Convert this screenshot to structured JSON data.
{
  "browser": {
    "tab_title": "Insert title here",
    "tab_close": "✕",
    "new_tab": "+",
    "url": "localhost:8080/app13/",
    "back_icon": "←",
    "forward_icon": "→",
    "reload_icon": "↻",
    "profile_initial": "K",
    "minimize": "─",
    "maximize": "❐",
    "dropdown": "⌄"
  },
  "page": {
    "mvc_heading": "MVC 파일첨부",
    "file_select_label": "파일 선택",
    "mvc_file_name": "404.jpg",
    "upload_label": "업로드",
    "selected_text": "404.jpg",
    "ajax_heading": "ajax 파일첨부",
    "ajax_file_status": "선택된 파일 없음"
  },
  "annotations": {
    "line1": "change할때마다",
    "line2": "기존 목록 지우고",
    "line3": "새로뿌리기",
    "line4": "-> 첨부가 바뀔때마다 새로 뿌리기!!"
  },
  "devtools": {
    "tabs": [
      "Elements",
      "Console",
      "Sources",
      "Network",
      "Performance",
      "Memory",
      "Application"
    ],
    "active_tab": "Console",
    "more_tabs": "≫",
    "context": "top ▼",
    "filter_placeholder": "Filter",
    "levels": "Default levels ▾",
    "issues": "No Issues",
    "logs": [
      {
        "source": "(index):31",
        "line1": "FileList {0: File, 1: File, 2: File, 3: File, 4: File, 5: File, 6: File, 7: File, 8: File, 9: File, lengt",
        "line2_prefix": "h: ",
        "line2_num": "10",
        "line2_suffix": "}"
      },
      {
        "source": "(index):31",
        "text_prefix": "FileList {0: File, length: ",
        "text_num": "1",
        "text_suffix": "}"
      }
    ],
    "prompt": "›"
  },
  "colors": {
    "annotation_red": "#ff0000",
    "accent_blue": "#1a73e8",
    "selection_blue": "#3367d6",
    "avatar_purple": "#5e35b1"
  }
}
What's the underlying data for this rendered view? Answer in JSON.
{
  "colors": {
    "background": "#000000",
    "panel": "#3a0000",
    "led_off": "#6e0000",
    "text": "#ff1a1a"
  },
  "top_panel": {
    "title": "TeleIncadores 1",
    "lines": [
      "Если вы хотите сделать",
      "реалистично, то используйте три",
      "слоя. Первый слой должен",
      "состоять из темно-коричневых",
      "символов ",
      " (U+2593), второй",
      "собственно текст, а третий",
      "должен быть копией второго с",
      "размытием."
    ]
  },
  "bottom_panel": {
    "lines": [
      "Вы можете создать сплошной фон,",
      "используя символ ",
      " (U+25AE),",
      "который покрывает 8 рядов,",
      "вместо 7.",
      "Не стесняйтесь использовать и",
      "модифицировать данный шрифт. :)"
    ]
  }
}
-*-
* TASK OBJECTIVE *
Copy out the material word for word and line for line.

* EXERCISE RESULT *
Convert this screenshot to structured JSON data.
{
  "browser": {
    "tab_title": "Insert title here",
    "tab_close": "✕",
    "new_tab": "+",
    "url": "localhost:8080/app13/",
    "back_icon": "←",
    "forward_icon": "→",
    "reload_icon": "↻",
    "profile_initial": "K",
    "minimize": "─",
    "maximize": "❐",
    "dropdown": "⌄"
  },
  "page": {
    "mvc_heading": "MVC 파일첨부",
    "file_select_label": "파일 선택",
    "mvc_file_name": "404.jpg",
    "upload_label": "업로드",
    "selected_text": "404.jpg",
    "ajax_heading": "ajax 파일첨부",
    "ajax_file_status": "선택된 파일 없음"
  },
  "annotations": {
    "line1": "change할때마다",
    "line2": "기존 목록 지우고",
    "line3": "새로뿌리기",
    "line4": "-> 첨부가 바뀔때마다 새로 뿌리기!!"
  },
  "devtools": {
    "tabs": [
      "Elements",
      "Console",
      "Sources",
      "Network",
      "Performance",
      "Memory",
      "Application"
    ],
    "active_tab": "Console",
    "more_tabs": "≫",
    "context": "top ▼",
    "filter_placeholder": "Filter",
    "levels": "Default levels ▾",
    "issues": "No Issues",
    "logs": [
      {
        "source": "(index):31",
        "line1": "FileList {0: File, 1: File, 2: File, 3: File, 4: File, 5: File, 6: File, 7: File, 8: File, 9: File, lengt",
        "line2_prefix": "h: ",
        "line2_num": "10",
        "line2_suffix": "}"
      },
      {
        "source": "(index):31",
        "text_prefix": "FileList {0: File, length: ",
        "text_num": "1",
        "text_suffix": "}"
      }
    ],
    "prompt": "›"
  },
  "colors": {
    "annotation_red": "#ff0000",
    "accent_blue": "#1a73e8",
    "selection_blue": "#3367d6",
    "avatar_purple": "#5e35b1"
  }
}
What's the underlying data for this rendered view? Answer in JSON.
{
  "colors": {
    "background": "#000000",
    "panel": "#3a0000",
    "led_off": "#6e0000",
    "text": "#ff1a1a"
  },
  "top_panel": {
    "title": "TeleIncadores 1",
    "lines": [
      "Если вы хотите сделать",
      "реалистично, то используйте три",
      "слоя. Первый слой должен",
      "состоять из темно-коричневых",
      "символов ",
      " (U+2593), второй",
      "собственно текст, а третий",
      "должен быть копией второго с",
      "размытием."
    ]
  },
  "bottom_panel": {
    "lines": [
      "Вы можете создать сплошной фон,",
      "используя символ ",
      " (U+25AE),",
      "который покрывает 8 рядов,",
      "вместо 7.",
      "Не стесняйтесь использовать и",
      "модифицировать данный шрифт. :)"
    ]
  }
}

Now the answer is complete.